What is the number of lines in the entries that include the word "name"? Respond with the number only.
-.-.-
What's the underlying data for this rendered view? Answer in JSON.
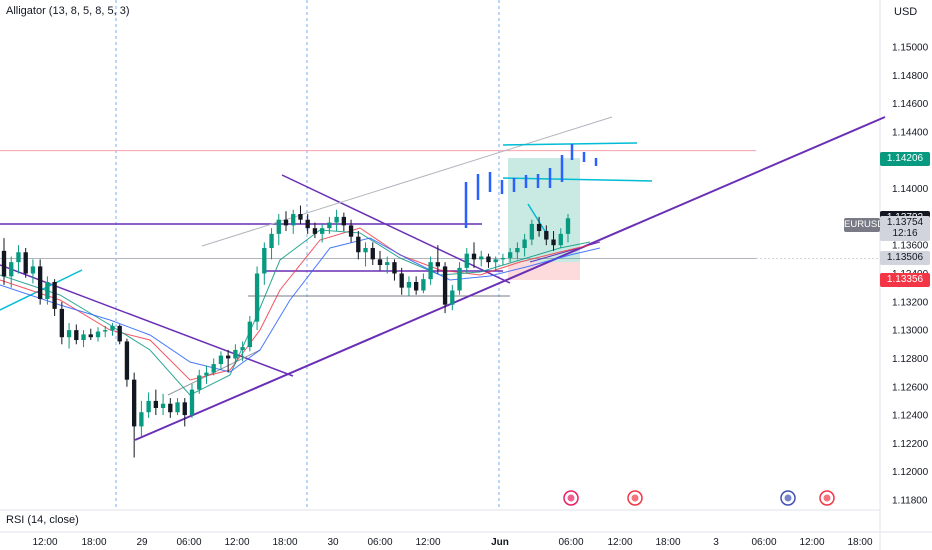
{
  "header": {
    "indicator": "Alligator (13, 8, 5, 8, 5, 3)",
    "currency": "USD",
    "rsi_label": "RSI (14, close)"
  },
  "price_tags": [
    {
      "name": "price-tag-green",
      "label": "1.14206",
      "bg": "#089981",
      "fg": "#ffffff",
      "price": 1.14206
    },
    {
      "name": "price-tag-current",
      "label": "1.13792",
      "bg": "#131722",
      "fg": "#ffffff",
      "price": 1.13792
    },
    {
      "name": "price-tag-last",
      "label": "1.13754",
      "bg": "#d1d4dc",
      "fg": "#131722",
      "price": 1.13754
    },
    {
      "name": "price-tag-countdown",
      "label": "12:16",
      "bg": "#d1d4dc",
      "fg": "#131722",
      "price": 1.1368
    },
    {
      "name": "price-tag-grey",
      "label": "1.13506",
      "bg": "#d1d4dc",
      "fg": "#131722",
      "price": 1.13506
    },
    {
      "name": "price-tag-red",
      "label": "1.13356",
      "bg": "#f23645",
      "fg": "#ffffff",
      "price": 1.13356
    }
  ],
  "symbol": "EURUSD",
  "colors": {
    "bull": "#089981",
    "bear": "#131722",
    "purple": "#6a2fb5",
    "cyan": "#00bcd4",
    "blue": "#2962ff",
    "red_line": "#f7a1aa"
  },
  "chart_data": {
    "type": "candlestick",
    "symbol": "EURUSD",
    "y_ticks": [
      "1.15000",
      "1.14800",
      "1.14600",
      "1.14400",
      "1.14200",
      "1.14000",
      "1.13800",
      "1.13600",
      "1.13400",
      "1.13200",
      "1.13000",
      "1.12800",
      "1.12600",
      "1.12400",
      "1.12200",
      "1.12000",
      "1.11800"
    ],
    "y_values": [
      1.15,
      1.148,
      1.146,
      1.144,
      1.142,
      1.14,
      1.138,
      1.136,
      1.134,
      1.132,
      1.13,
      1.128,
      1.126,
      1.124,
      1.122,
      1.12,
      1.118
    ],
    "ylim": [
      1.1172,
      1.1521
    ],
    "x_ticks": [
      "12:00",
      "18:00",
      "29",
      "06:00",
      "12:00",
      "18:00",
      "30",
      "06:00",
      "12:00",
      "Jun",
      "06:00",
      "12:00",
      "18:00",
      "3",
      "06:00",
      "12:00",
      "18:00"
    ],
    "x_ticks_bold": [
      false,
      false,
      false,
      false,
      false,
      false,
      false,
      false,
      false,
      true,
      false,
      false,
      false,
      false,
      false,
      false,
      false
    ],
    "horizontal_lines": [
      {
        "price": 1.14268,
        "color": "#f7a1aa"
      },
      {
        "price": 1.13506,
        "color": "#b2b5be"
      }
    ],
    "candles": [
      [
        1.1356,
        1.1365,
        1.1332,
        1.1338
      ],
      [
        1.1338,
        1.1352,
        1.133,
        1.1348
      ],
      [
        1.1348,
        1.136,
        1.134,
        1.1355
      ],
      [
        1.1355,
        1.1358,
        1.1337,
        1.134
      ],
      [
        1.134,
        1.135,
        1.1333,
        1.1345
      ],
      [
        1.1345,
        1.135,
        1.1318,
        1.1322
      ],
      [
        1.1322,
        1.1338,
        1.1318,
        1.1334
      ],
      [
        1.1334,
        1.1336,
        1.131,
        1.1315
      ],
      [
        1.1315,
        1.132,
        1.129,
        1.1295
      ],
      [
        1.1295,
        1.1305,
        1.1287,
        1.13
      ],
      [
        1.13,
        1.1304,
        1.129,
        1.1293
      ],
      [
        1.1293,
        1.13,
        1.1288,
        1.1297
      ],
      [
        1.1297,
        1.1301,
        1.1293,
        1.1295
      ],
      [
        1.1295,
        1.1302,
        1.1292,
        1.1299
      ],
      [
        1.1299,
        1.1303,
        1.1295,
        1.13
      ],
      [
        1.13,
        1.1305,
        1.1296,
        1.1303
      ],
      [
        1.1303,
        1.1304,
        1.129,
        1.1292
      ],
      [
        1.1292,
        1.1294,
        1.126,
        1.1265
      ],
      [
        1.1265,
        1.127,
        1.121,
        1.1232
      ],
      [
        1.1232,
        1.125,
        1.1225,
        1.1242
      ],
      [
        1.1242,
        1.1256,
        1.1238,
        1.125
      ],
      [
        1.125,
        1.1258,
        1.124,
        1.1245
      ],
      [
        1.1245,
        1.1255,
        1.124,
        1.1248
      ],
      [
        1.1248,
        1.1252,
        1.1238,
        1.1242
      ],
      [
        1.1242,
        1.1252,
        1.124,
        1.1249
      ],
      [
        1.1249,
        1.1252,
        1.1232,
        1.124
      ],
      [
        1.124,
        1.1262,
        1.1238,
        1.1258
      ],
      [
        1.1258,
        1.1272,
        1.1255,
        1.1268
      ],
      [
        1.1268,
        1.1275,
        1.1262,
        1.127
      ],
      [
        1.127,
        1.128,
        1.1268,
        1.1276
      ],
      [
        1.1276,
        1.1285,
        1.1272,
        1.1282
      ],
      [
        1.1282,
        1.1286,
        1.127,
        1.128
      ],
      [
        1.128,
        1.129,
        1.1276,
        1.1286
      ],
      [
        1.1286,
        1.1292,
        1.1278,
        1.1288
      ],
      [
        1.1288,
        1.131,
        1.1285,
        1.1306
      ],
      [
        1.1306,
        1.1345,
        1.13,
        1.134
      ],
      [
        1.134,
        1.1362,
        1.1332,
        1.1358
      ],
      [
        1.1358,
        1.1372,
        1.135,
        1.1368
      ],
      [
        1.1368,
        1.1382,
        1.136,
        1.1378
      ],
      [
        1.1378,
        1.1384,
        1.137,
        1.1374
      ],
      [
        1.1374,
        1.1385,
        1.1368,
        1.1382
      ],
      [
        1.1382,
        1.1388,
        1.1375,
        1.1378
      ],
      [
        1.1378,
        1.1382,
        1.1368,
        1.1372
      ],
      [
        1.1372,
        1.1376,
        1.1365,
        1.1368
      ],
      [
        1.1368,
        1.1375,
        1.1362,
        1.1372
      ],
      [
        1.1372,
        1.138,
        1.1368,
        1.1376
      ],
      [
        1.1376,
        1.1385,
        1.137,
        1.138
      ],
      [
        1.138,
        1.1383,
        1.137,
        1.1374
      ],
      [
        1.1374,
        1.1378,
        1.1362,
        1.1366
      ],
      [
        1.1366,
        1.137,
        1.135,
        1.1355
      ],
      [
        1.1355,
        1.1362,
        1.1345,
        1.1358
      ],
      [
        1.1358,
        1.1362,
        1.1346,
        1.135
      ],
      [
        1.135,
        1.1356,
        1.1342,
        1.1346
      ],
      [
        1.1346,
        1.1352,
        1.134,
        1.1348
      ],
      [
        1.1348,
        1.135,
        1.1335,
        1.134
      ],
      [
        1.134,
        1.1344,
        1.1325,
        1.133
      ],
      [
        1.133,
        1.1338,
        1.1324,
        1.1334
      ],
      [
        1.1334,
        1.1338,
        1.1325,
        1.1328
      ],
      [
        1.1328,
        1.134,
        1.1326,
        1.1336
      ],
      [
        1.1336,
        1.1352,
        1.1332,
        1.1348
      ],
      [
        1.1348,
        1.136,
        1.134,
        1.1345
      ],
      [
        1.1345,
        1.1348,
        1.1312,
        1.1318
      ],
      [
        1.1318,
        1.1332,
        1.1314,
        1.1328
      ],
      [
        1.1328,
        1.1348,
        1.1325,
        1.1344
      ],
      [
        1.1344,
        1.1358,
        1.134,
        1.1354
      ],
      [
        1.1354,
        1.1362,
        1.1344,
        1.135
      ],
      [
        1.135,
        1.1356,
        1.1345,
        1.1352
      ],
      [
        1.1352,
        1.1354,
        1.1344,
        1.1348
      ],
      [
        1.1348,
        1.1352,
        1.1342,
        1.135
      ],
      [
        1.135,
        1.1354,
        1.1346,
        1.1351
      ],
      [
        1.1351,
        1.1358,
        1.1348,
        1.1355
      ],
      [
        1.1355,
        1.1362,
        1.135,
        1.1358
      ],
      [
        1.1358,
        1.1368,
        1.1352,
        1.1364
      ],
      [
        1.1364,
        1.1378,
        1.136,
        1.1375
      ],
      [
        1.1375,
        1.138,
        1.1366,
        1.137
      ],
      [
        1.137,
        1.1374,
        1.136,
        1.1364
      ],
      [
        1.1364,
        1.137,
        1.1356,
        1.136
      ],
      [
        1.136,
        1.1372,
        1.1358,
        1.1368
      ],
      [
        1.1368,
        1.1382,
        1.1362,
        1.1379
      ]
    ]
  }
}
-.-.-
* Written solution:
6